■ **Problem description**:
Make an exact copy of the entries below.

[Saved data entries]
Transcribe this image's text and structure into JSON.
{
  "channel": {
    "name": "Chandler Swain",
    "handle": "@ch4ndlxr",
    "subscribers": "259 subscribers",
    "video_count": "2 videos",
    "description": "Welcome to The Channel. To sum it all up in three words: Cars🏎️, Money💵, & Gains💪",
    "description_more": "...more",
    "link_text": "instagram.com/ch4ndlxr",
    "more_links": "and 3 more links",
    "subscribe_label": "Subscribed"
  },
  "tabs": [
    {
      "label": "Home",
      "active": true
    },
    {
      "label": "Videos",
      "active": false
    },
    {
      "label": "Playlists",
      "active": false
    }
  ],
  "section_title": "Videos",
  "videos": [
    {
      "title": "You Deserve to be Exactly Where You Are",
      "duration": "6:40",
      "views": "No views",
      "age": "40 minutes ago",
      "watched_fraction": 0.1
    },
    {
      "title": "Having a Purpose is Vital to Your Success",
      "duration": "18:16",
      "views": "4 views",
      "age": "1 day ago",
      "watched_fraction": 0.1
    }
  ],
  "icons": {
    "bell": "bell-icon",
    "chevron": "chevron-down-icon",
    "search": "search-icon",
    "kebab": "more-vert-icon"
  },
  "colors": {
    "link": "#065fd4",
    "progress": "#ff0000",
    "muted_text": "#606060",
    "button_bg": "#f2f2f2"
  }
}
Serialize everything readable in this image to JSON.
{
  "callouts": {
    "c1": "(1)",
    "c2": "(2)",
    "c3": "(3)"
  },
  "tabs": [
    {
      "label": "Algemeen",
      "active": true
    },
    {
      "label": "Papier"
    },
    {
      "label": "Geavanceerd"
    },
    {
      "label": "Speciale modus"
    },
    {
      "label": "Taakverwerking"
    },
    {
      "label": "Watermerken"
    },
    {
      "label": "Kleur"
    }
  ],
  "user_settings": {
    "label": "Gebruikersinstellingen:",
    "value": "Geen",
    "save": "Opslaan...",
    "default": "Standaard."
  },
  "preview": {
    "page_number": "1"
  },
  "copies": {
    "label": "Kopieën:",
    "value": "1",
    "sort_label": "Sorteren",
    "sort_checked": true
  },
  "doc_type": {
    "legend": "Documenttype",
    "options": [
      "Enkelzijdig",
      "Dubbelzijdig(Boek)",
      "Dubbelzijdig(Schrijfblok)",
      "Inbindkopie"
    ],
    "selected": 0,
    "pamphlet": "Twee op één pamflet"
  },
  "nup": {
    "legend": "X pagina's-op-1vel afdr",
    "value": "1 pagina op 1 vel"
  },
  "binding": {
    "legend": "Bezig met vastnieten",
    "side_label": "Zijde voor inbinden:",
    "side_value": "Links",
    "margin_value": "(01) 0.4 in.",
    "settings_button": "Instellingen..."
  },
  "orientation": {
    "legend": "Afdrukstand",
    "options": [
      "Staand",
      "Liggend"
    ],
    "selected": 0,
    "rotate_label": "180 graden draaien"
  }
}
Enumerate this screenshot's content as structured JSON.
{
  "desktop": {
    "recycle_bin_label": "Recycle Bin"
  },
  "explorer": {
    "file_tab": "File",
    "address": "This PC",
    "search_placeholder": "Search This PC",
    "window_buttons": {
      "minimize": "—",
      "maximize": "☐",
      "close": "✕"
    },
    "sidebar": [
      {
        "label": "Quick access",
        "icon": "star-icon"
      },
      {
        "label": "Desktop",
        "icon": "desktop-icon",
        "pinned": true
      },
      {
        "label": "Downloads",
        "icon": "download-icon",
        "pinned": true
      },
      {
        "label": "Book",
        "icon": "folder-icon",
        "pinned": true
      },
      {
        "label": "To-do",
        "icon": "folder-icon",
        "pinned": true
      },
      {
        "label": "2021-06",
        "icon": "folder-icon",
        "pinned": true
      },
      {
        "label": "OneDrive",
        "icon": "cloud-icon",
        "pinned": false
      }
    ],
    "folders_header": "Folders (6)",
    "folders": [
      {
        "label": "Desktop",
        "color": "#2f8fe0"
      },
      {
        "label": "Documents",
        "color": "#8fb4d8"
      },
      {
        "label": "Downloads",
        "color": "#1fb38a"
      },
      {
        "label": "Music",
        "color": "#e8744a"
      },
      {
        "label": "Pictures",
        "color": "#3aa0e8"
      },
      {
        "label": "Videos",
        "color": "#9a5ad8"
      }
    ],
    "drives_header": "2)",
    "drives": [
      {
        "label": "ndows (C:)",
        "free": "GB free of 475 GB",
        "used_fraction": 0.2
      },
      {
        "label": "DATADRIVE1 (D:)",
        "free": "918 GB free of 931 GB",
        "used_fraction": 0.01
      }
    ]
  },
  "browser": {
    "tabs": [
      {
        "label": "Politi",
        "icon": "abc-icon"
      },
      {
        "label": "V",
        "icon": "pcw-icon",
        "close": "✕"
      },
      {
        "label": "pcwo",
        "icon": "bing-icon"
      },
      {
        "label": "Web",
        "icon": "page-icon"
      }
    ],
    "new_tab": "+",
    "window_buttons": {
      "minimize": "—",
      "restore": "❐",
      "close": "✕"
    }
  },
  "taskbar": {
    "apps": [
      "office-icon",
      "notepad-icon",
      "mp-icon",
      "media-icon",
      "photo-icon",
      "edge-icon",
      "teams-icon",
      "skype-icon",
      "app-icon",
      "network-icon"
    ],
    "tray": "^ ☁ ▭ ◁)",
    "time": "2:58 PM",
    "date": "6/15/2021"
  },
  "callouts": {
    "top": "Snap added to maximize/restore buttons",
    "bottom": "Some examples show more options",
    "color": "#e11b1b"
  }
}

■ **Answer for this exercise**:
Transcribe this image's text and structure into JSON.
{
  "channel": {
    "name": "Chandler Swain",
    "handle": "@ch4ndlxr",
    "subscribers": "259 subscribers",
    "video_count": "2 videos",
    "description": "Welcome to The Channel. To sum it all up in three words: Cars🏎️, Money💵, & Gains💪",
    "description_more": "...more",
    "link_text": "instagram.com/ch4ndlxr",
    "more_links": "and 3 more links",
    "subscribe_label": "Subscribed"
  },
  "tabs": [
    {
      "label": "Home",
      "active": true
    },
    {
      "label": "Videos",
      "active": false
    },
    {
      "label": "Playlists",
      "active": false
    }
  ],
  "section_title": "Videos",
  "videos": [
    {
      "title": "You Deserve to be Exactly Where You Are",
      "duration": "6:40",
      "views": "No views",
      "age": "40 minutes ago",
      "watched_fraction": 0.1
    },
    {
      "title": "Having a Purpose is Vital to Your Success",
      "duration": "18:16",
      "views": "4 views",
      "age": "1 day ago",
      "watched_fraction": 0.1
    }
  ],
  "icons": {
    "bell": "bell-icon",
    "chevron": "chevron-down-icon",
    "search": "search-icon",
    "kebab": "more-vert-icon"
  },
  "colors": {
    "link": "#065fd4",
    "progress": "#ff0000",
    "muted_text": "#606060",
    "button_bg": "#f2f2f2"
  }
}
Serialize everything readable in this image to JSON.
{
  "callouts": {
    "c1": "(1)",
    "c2": "(2)",
    "c3": "(3)"
  },
  "tabs": [
    {
      "label": "Algemeen",
      "active": true
    },
    {
      "label": "Papier"
    },
    {
      "label": "Geavanceerd"
    },
    {
      "label": "Speciale modus"
    },
    {
      "label": "Taakverwerking"
    },
    {
      "label": "Watermerken"
    },
    {
      "label": "Kleur"
    }
  ],
  "user_settings": {
    "label": "Gebruikersinstellingen:",
    "value": "Geen",
    "save": "Opslaan...",
    "default": "Standaard."
  },
  "preview": {
    "page_number": "1"
  },
  "copies": {
    "label": "Kopieën:",
    "value": "1",
    "sort_label": "Sorteren",
    "sort_checked": true
  },
  "doc_type": {
    "legend": "Documenttype",
    "options": [
      "Enkelzijdig",
      "Dubbelzijdig(Boek)",
      "Dubbelzijdig(Schrijfblok)",
      "Inbindkopie"
    ],
    "selected": 0,
    "pamphlet": "Twee op één pamflet"
  },
  "nup": {
    "legend": "X pagina's-op-1vel afdr",
    "value": "1 pagina op 1 vel"
  },
  "binding": {
    "legend": "Bezig met vastnieten",
    "side_label": "Zijde voor inbinden:",
    "side_value": "Links",
    "margin_value": "(01) 0.4 in.",
    "settings_button": "Instellingen..."
  },
  "orientation": {
    "legend": "Afdrukstand",
    "options": [
      "Staand",
      "Liggend"
    ],
    "selected": 0,
    "rotate_label": "180 graden draaien"
  }
}
Enumerate this screenshot's content as structured JSON.
{
  "desktop": {
    "recycle_bin_label": "Recycle Bin"
  },
  "explorer": {
    "file_tab": "File",
    "address": "This PC",
    "search_placeholder": "Search This PC",
    "window_buttons": {
      "minimize": "—",
      "maximize": "☐",
      "close": "✕"
    },
    "sidebar": [
      {
        "label": "Quick access",
        "icon": "star-icon"
      },
      {
        "label": "Desktop",
        "icon": "desktop-icon",
        "pinned": true
      },
      {
        "label": "Downloads",
        "icon": "download-icon",
        "pinned": true
      },
      {
        "label": "Book",
        "icon": "folder-icon",
        "pinned": true
      },
      {
        "label": "To-do",
        "icon": "folder-icon",
        "pinned": true
      },
      {
        "label": "2021-06",
        "icon": "folder-icon",
        "pinned": true
      },
      {
        "label": "OneDrive",
        "icon": "cloud-icon",
        "pinned": false
      }
    ],
    "folders_header": "Folders (6)",
    "folders": [
      {
        "label": "Desktop",
        "color": "#2f8fe0"
      },
      {
        "label": "Documents",
        "color": "#8fb4d8"
      },
      {
        "label": "Downloads",
        "color": "#1fb38a"
      },
      {
        "label": "Music",
        "color": "#e8744a"
      },
      {
        "label": "Pictures",
        "color": "#3aa0e8"
      },
      {
        "label": "Videos",
        "color": "#9a5ad8"
      }
    ],
    "drives_header": "2)",
    "drives": [
      {
        "label": "ndows (C:)",
        "free": "GB free of 475 GB",
        "used_fraction": 0.2
      },
      {
        "label": "DATADRIVE1 (D:)",
        "free": "918 GB free of 931 GB",
        "used_fraction": 0.01
      }
    ]
  },
  "browser": {
    "tabs": [
      {
        "label": "Politi",
        "icon": "abc-icon"
      },
      {
        "label": "V",
        "icon": "pcw-icon",
        "close": "✕"
      },
      {
        "label": "pcwo",
        "icon": "bing-icon"
      },
      {
        "label": "Web",
        "icon": "page-icon"
      }
    ],
    "new_tab": "+",
    "window_buttons": {
      "minimize": "—",
      "restore": "❐",
      "close": "✕"
    }
  },
  "taskbar": {
    "apps": [
      "office-icon",
      "notepad-icon",
      "mp-icon",
      "media-icon",
      "photo-icon",
      "edge-icon",
      "teams-icon",
      "skype-icon",
      "app-icon",
      "network-icon"
    ],
    "tray": "^ ☁ ▭ ◁)",
    "time": "2:58 PM",
    "date": "6/15/2021"
  },
  "callouts": {
    "top": "Snap added to maximize/restore buttons",
    "bottom": "Some examples show more options",
    "color": "#e11b1b"
  }
}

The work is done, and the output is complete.